→ Record excerpts
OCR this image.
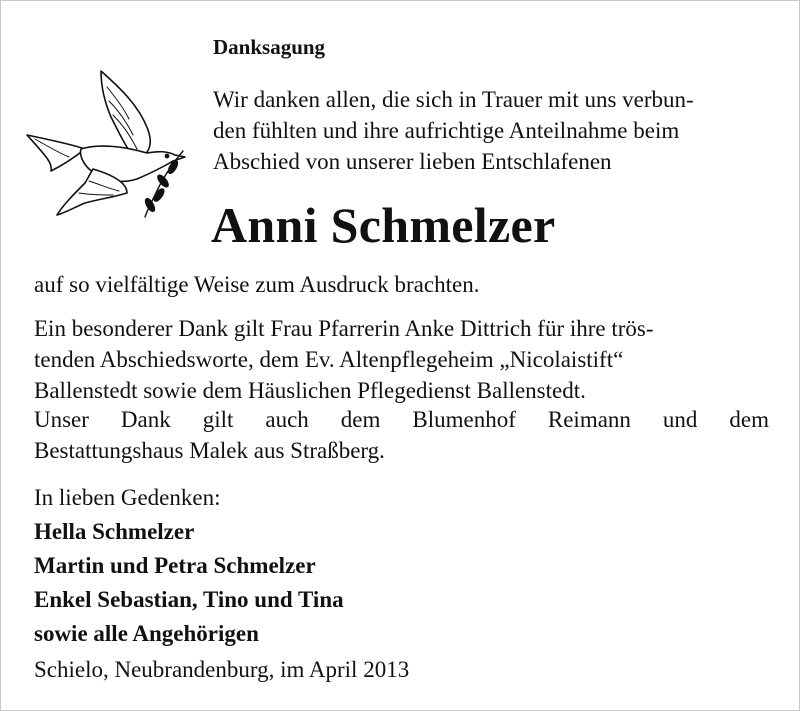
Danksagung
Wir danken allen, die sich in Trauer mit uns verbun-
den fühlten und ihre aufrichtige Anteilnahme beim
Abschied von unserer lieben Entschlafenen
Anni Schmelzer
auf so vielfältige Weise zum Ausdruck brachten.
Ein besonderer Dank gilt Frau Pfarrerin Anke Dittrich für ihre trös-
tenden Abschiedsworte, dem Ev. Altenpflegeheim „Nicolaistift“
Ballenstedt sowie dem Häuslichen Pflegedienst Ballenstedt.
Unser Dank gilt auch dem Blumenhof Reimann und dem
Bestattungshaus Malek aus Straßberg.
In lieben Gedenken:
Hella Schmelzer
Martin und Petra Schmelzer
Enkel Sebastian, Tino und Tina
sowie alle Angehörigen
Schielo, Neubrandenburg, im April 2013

→ Given request
Return the number of lines that include the word "lieben", and nothing else.

→ Task output
2